» **OBJECTIVE**
All entries below are to be set down again, identical to the source.

» **SUPPLIED DATA**
□ □ □ □ □ □ □

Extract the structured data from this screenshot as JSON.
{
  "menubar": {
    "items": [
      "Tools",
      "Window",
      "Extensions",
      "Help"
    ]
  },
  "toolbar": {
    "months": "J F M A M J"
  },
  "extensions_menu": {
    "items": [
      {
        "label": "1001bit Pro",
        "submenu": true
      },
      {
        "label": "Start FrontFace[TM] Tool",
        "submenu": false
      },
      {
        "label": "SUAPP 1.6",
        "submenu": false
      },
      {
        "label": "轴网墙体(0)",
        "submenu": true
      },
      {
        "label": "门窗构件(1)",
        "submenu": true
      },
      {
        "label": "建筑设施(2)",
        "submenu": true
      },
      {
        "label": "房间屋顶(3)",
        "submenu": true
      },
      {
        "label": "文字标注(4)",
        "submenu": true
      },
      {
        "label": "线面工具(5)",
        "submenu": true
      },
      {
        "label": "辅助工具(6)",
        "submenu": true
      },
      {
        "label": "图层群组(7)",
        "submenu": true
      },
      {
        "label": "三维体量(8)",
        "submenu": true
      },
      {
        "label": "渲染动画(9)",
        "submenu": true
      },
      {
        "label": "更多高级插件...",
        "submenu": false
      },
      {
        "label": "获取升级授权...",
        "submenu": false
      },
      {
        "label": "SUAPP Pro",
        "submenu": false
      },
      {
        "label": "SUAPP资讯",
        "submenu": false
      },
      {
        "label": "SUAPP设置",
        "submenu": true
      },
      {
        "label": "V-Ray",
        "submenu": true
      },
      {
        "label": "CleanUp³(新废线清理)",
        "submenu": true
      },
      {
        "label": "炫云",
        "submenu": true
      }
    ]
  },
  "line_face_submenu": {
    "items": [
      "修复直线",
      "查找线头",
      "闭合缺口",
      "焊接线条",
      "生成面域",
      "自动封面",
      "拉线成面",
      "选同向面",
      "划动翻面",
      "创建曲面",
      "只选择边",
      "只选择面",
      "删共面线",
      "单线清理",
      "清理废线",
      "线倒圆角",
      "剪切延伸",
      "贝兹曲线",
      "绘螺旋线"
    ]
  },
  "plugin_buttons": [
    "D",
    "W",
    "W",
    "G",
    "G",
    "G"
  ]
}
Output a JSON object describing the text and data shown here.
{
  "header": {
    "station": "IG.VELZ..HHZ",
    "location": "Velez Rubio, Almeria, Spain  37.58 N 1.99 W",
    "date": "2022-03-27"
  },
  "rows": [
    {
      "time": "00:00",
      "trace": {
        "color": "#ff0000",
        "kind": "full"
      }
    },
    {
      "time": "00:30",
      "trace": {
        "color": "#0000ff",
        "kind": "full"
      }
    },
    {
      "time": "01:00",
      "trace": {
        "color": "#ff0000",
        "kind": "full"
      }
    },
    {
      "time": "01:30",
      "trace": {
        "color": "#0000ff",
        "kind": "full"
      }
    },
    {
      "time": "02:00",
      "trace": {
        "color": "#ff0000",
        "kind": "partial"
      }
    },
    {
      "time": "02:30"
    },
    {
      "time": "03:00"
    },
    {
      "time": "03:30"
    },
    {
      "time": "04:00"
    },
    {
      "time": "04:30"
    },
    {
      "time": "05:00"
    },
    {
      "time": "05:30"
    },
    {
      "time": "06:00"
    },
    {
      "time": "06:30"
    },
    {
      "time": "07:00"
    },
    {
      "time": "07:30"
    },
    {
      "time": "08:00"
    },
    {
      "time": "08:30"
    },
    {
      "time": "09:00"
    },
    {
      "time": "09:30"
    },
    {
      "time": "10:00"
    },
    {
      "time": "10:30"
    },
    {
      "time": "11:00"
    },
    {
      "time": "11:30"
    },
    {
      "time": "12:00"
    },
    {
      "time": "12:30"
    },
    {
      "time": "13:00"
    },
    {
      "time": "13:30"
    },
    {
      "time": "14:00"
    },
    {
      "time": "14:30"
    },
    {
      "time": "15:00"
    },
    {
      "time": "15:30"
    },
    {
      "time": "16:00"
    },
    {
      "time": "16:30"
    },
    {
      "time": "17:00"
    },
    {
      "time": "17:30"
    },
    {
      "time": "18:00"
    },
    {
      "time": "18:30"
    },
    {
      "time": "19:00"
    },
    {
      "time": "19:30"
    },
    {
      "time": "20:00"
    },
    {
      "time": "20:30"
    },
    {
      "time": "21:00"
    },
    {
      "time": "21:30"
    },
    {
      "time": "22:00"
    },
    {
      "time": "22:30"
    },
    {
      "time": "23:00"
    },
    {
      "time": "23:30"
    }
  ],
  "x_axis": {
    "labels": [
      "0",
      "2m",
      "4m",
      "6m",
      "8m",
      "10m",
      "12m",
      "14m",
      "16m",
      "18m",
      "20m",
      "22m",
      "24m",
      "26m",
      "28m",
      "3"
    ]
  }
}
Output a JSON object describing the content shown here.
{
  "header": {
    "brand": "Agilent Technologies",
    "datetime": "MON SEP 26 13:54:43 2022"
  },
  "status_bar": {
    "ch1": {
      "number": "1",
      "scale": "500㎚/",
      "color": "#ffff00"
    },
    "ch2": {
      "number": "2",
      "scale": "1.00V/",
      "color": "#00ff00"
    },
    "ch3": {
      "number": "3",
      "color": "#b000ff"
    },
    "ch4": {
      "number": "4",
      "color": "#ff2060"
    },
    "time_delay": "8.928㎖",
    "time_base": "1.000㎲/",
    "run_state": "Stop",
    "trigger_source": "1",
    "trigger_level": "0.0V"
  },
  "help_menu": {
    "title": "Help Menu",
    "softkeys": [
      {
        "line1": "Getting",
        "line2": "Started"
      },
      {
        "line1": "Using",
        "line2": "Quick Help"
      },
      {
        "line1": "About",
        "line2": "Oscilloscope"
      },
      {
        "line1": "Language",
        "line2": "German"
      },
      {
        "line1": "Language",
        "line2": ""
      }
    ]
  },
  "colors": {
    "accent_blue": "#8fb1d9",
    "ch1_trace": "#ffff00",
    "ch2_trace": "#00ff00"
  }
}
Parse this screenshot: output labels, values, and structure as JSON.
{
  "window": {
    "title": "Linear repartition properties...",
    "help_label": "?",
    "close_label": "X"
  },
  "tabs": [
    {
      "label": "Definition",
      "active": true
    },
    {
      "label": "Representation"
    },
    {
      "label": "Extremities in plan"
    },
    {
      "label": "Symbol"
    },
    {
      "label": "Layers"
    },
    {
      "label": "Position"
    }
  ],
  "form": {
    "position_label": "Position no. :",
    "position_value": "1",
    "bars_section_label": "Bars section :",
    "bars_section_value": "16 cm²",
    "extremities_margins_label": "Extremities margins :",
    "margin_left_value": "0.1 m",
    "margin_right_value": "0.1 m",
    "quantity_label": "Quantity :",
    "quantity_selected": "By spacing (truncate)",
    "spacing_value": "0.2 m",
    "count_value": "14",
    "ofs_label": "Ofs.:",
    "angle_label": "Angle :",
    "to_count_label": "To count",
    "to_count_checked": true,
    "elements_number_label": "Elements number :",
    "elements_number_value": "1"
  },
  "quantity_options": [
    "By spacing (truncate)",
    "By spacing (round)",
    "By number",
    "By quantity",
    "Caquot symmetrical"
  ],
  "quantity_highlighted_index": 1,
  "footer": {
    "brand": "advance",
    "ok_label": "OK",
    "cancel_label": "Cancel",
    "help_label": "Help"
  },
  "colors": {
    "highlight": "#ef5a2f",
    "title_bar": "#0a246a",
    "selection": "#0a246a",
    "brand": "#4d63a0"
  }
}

□ □ □ □ □ □ □

» **FINAL ANSWER**
Extract the structured data from this screenshot as JSON.
{
  "menubar": {
    "items": [
      "Tools",
      "Window",
      "Extensions",
      "Help"
    ]
  },
  "toolbar": {
    "months": "J F M A M J"
  },
  "extensions_menu": {
    "items": [
      {
        "label": "1001bit Pro",
        "submenu": true
      },
      {
        "label": "Start FrontFace[TM] Tool",
        "submenu": false
      },
      {
        "label": "SUAPP 1.6",
        "submenu": false
      },
      {
        "label": "轴网墙体(0)",
        "submenu": true
      },
      {
        "label": "门窗构件(1)",
        "submenu": true
      },
      {
        "label": "建筑设施(2)",
        "submenu": true
      },
      {
        "label": "房间屋顶(3)",
        "submenu": true
      },
      {
        "label": "文字标注(4)",
        "submenu": true
      },
      {
        "label": "线面工具(5)",
        "submenu": true
      },
      {
        "label": "辅助工具(6)",
        "submenu": true
      },
      {
        "label": "图层群组(7)",
        "submenu": true
      },
      {
        "label": "三维体量(8)",
        "submenu": true
      },
      {
        "label": "渲染动画(9)",
        "submenu": true
      },
      {
        "label": "更多高级插件...",
        "submenu": false
      },
      {
        "label": "获取升级授权...",
        "submenu": false
      },
      {
        "label": "SUAPP Pro",
        "submenu": false
      },
      {
        "label": "SUAPP资讯",
        "submenu": false
      },
      {
        "label": "SUAPP设置",
        "submenu": true
      },
      {
        "label": "V-Ray",
        "submenu": true
      },
      {
        "label": "CleanUp³(新废线清理)",
        "submenu": true
      },
      {
        "label": "炫云",
        "submenu": true
      }
    ]
  },
  "line_face_submenu": {
    "items": [
      "修复直线",
      "查找线头",
      "闭合缺口",
      "焊接线条",
      "生成面域",
      "自动封面",
      "拉线成面",
      "选同向面",
      "划动翻面",
      "创建曲面",
      "只选择边",
      "只选择面",
      "删共面线",
      "单线清理",
      "清理废线",
      "线倒圆角",
      "剪切延伸",
      "贝兹曲线",
      "绘螺旋线"
    ]
  },
  "plugin_buttons": [
    "D",
    "W",
    "W",
    "G",
    "G",
    "G"
  ]
}
Output a JSON object describing the text and data shown here.
{
  "header": {
    "station": "IG.VELZ..HHZ",
    "location": "Velez Rubio, Almeria, Spain  37.58 N 1.99 W",
    "date": "2022-03-27"
  },
  "rows": [
    {
      "time": "00:00",
      "trace": {
        "color": "#ff0000",
        "kind": "full"
      }
    },
    {
      "time": "00:30",
      "trace": {
        "color": "#0000ff",
        "kind": "full"
      }
    },
    {
      "time": "01:00",
      "trace": {
        "color": "#ff0000",
        "kind": "full"
      }
    },
    {
      "time": "01:30",
      "trace": {
        "color": "#0000ff",
        "kind": "full"
      }
    },
    {
      "time": "02:00",
      "trace": {
        "color": "#ff0000",
        "kind": "partial"
      }
    },
    {
      "time": "02:30"
    },
    {
      "time": "03:00"
    },
    {
      "time": "03:30"
    },
    {
      "time": "04:00"
    },
    {
      "time": "04:30"
    },
    {
      "time": "05:00"
    },
    {
      "time": "05:30"
    },
    {
      "time": "06:00"
    },
    {
      "time": "06:30"
    },
    {
      "time": "07:00"
    },
    {
      "time": "07:30"
    },
    {
      "time": "08:00"
    },
    {
      "time": "08:30"
    },
    {
      "time": "09:00"
    },
    {
      "time": "09:30"
    },
    {
      "time": "10:00"
    },
    {
      "time": "10:30"
    },
    {
      "time": "11:00"
    },
    {
      "time": "11:30"
    },
    {
      "time": "12:00"
    },
    {
      "time": "12:30"
    },
    {
      "time": "13:00"
    },
    {
      "time": "13:30"
    },
    {
      "time": "14:00"
    },
    {
      "time": "14:30"
    },
    {
      "time": "15:00"
    },
    {
      "time": "15:30"
    },
    {
      "time": "16:00"
    },
    {
      "time": "16:30"
    },
    {
      "time": "17:00"
    },
    {
      "time": "17:30"
    },
    {
      "time": "18:00"
    },
    {
      "time": "18:30"
    },
    {
      "time": "19:00"
    },
    {
      "time": "19:30"
    },
    {
      "time": "20:00"
    },
    {
      "time": "20:30"
    },
    {
      "time": "21:00"
    },
    {
      "time": "21:30"
    },
    {
      "time": "22:00"
    },
    {
      "time": "22:30"
    },
    {
      "time": "23:00"
    },
    {
      "time": "23:30"
    }
  ],
  "x_axis": {
    "labels": [
      "0",
      "2m",
      "4m",
      "6m",
      "8m",
      "10m",
      "12m",
      "14m",
      "16m",
      "18m",
      "20m",
      "22m",
      "24m",
      "26m",
      "28m",
      "3"
    ]
  }
}
Output a JSON object describing the content shown here.
{
  "header": {
    "brand": "Agilent Technologies",
    "datetime": "MON SEP 26 13:54:43 2022"
  },
  "status_bar": {
    "ch1": {
      "number": "1",
      "scale": "500㎚/",
      "color": "#ffff00"
    },
    "ch2": {
      "number": "2",
      "scale": "1.00V/",
      "color": "#00ff00"
    },
    "ch3": {
      "number": "3",
      "color": "#b000ff"
    },
    "ch4": {
      "number": "4",
      "color": "#ff2060"
    },
    "time_delay": "8.928㎖",
    "time_base": "1.000㎲/",
    "run_state": "Stop",
    "trigger_source": "1",
    "trigger_level": "0.0V"
  },
  "help_menu": {
    "title": "Help Menu",
    "softkeys": [
      {
        "line1": "Getting",
        "line2": "Started"
      },
      {
        "line1": "Using",
        "line2": "Quick Help"
      },
      {
        "line1": "About",
        "line2": "Oscilloscope"
      },
      {
        "line1": "Language",
        "line2": "German"
      },
      {
        "line1": "Language",
        "line2": ""
      }
    ]
  },
  "colors": {
    "accent_blue": "#8fb1d9",
    "ch1_trace": "#ffff00",
    "ch2_trace": "#00ff00"
  }
}
Parse this screenshot: output labels, values, and structure as JSON.
{
  "window": {
    "title": "Linear repartition properties...",
    "help_label": "?",
    "close_label": "X"
  },
  "tabs": [
    {
      "label": "Definition",
      "active": true
    },
    {
      "label": "Representation"
    },
    {
      "label": "Extremities in plan"
    },
    {
      "label": "Symbol"
    },
    {
      "label": "Layers"
    },
    {
      "label": "Position"
    }
  ],
  "form": {
    "position_label": "Position no. :",
    "position_value": "1",
    "bars_section_label": "Bars section :",
    "bars_section_value": "16 cm²",
    "extremities_margins_label": "Extremities margins :",
    "margin_left_value": "0.1 m",
    "margin_right_value": "0.1 m",
    "quantity_label": "Quantity :",
    "quantity_selected": "By spacing (truncate)",
    "spacing_value": "0.2 m",
    "count_value": "14",
    "ofs_label": "Ofs.:",
    "angle_label": "Angle :",
    "to_count_label": "To count",
    "to_count_checked": true,
    "elements_number_label": "Elements number :",
    "elements_number_value": "1"
  },
  "quantity_options": [
    "By spacing (truncate)",
    "By spacing (round)",
    "By number",
    "By quantity",
    "Caquot symmetrical"
  ],
  "quantity_highlighted_index": 1,
  "footer": {
    "brand": "advance",
    "ok_label": "OK",
    "cancel_label": "Cancel",
    "help_label": "Help"
  },
  "colors": {
    "highlight": "#ef5a2f",
    "title_bar": "#0a246a",
    "selection": "#0a246a",
    "brand": "#4d63a0"
  }
}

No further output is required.